Exercise: Write out all of the lines below, exactly and completely.

The records:
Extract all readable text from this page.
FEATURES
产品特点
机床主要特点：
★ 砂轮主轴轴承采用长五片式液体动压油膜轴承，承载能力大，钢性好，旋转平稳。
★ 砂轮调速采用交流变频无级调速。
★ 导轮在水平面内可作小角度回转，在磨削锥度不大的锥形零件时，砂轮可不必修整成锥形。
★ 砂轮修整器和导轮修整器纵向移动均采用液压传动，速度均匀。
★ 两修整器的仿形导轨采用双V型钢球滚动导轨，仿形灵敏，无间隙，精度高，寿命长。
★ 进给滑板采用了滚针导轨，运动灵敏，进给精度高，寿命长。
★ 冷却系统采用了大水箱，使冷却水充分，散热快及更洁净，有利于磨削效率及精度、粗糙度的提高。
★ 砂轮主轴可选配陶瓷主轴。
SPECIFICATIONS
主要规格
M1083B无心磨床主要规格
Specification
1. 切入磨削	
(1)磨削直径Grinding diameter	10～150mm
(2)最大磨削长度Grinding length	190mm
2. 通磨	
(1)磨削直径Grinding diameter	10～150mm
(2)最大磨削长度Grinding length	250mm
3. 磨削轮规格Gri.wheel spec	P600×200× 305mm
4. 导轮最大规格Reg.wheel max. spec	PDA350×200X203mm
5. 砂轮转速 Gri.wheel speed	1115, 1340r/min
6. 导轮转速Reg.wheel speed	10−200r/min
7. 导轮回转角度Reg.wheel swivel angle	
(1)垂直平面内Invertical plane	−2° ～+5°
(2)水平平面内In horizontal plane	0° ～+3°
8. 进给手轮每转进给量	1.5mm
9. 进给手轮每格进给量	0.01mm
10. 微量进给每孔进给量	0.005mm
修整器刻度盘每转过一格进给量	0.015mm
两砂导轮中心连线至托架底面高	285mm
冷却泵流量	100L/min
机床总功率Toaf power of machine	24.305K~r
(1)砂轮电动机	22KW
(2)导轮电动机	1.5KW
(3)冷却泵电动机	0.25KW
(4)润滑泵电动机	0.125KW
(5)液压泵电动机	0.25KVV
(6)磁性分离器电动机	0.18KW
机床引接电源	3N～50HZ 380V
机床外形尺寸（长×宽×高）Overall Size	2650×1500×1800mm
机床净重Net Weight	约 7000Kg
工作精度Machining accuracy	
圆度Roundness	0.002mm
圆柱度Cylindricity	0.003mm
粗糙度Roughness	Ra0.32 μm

Written solution:
Extract all readable text from this page.
FEATURES
产品特点
机床主要特点：
★ 砂轮主轴轴承采用长五片式液体动压油膜轴承，承载能力大，钢性好，旋转平稳。
★ 砂轮调速采用交流变频无级调速。
★ 导轮在水平面内可作小角度回转，在磨削锥度不大的锥形零件时，砂轮可不必修整成锥形。
★ 砂轮修整器和导轮修整器纵向移动均采用液压传动，速度均匀。
★ 两修整器的仿形导轨采用双V型钢球滚动导轨，仿形灵敏，无间隙，精度高，寿命长。
★ 进给滑板采用了滚针导轨，运动灵敏，进给精度高，寿命长。
★ 冷却系统采用了大水箱，使冷却水充分，散热快及更洁净，有利于磨削效率及精度、粗糙度的提高。
★ 砂轮主轴可选配陶瓷主轴。
SPECIFICATIONS
主要规格
M1083B无心磨床主要规格
Specification
1. 切入磨削	
(1)磨削直径Grinding diameter	10～150mm
(2)最大磨削长度Grinding length	190mm
2. 通磨	
(1)磨削直径Grinding diameter	10～150mm
(2)最大磨削长度Grinding length	250mm
3. 磨削轮规格Gri.wheel spec	P600×200× 305mm
4. 导轮最大规格Reg.wheel max. spec	PDA350×200X203mm
5. 砂轮转速 Gri.wheel speed	1115, 1340r/min
6. 导轮转速Reg.wheel speed	10−200r/min
7. 导轮回转角度Reg.wheel swivel angle	
(1)垂直平面内Invertical plane	−2° ～+5°
(2)水平平面内In horizontal plane	0° ～+3°
8. 进给手轮每转进给量	1.5mm
9. 进给手轮每格进给量	0.01mm
10. 微量进给每孔进给量	0.005mm
修整器刻度盘每转过一格进给量	0.015mm
两砂导轮中心连线至托架底面高	285mm
冷却泵流量	100L/min
机床总功率Toaf power of machine	24.305K~r
(1)砂轮电动机	22KW
(2)导轮电动机	1.5KW
(3)冷却泵电动机	0.25KW
(4)润滑泵电动机	0.125KW
(5)液压泵电动机	0.25KVV
(6)磁性分离器电动机	0.18KW
机床引接电源	3N～50HZ 380V
机床外形尺寸（长×宽×高）Overall Size	2650×1500×1800mm
机床净重Net Weight	约 7000Kg
工作精度Machining accuracy	
圆度Roundness	0.002mm
圆柱度Cylindricity	0.003mm
粗糙度Roughness	Ra0.32 μm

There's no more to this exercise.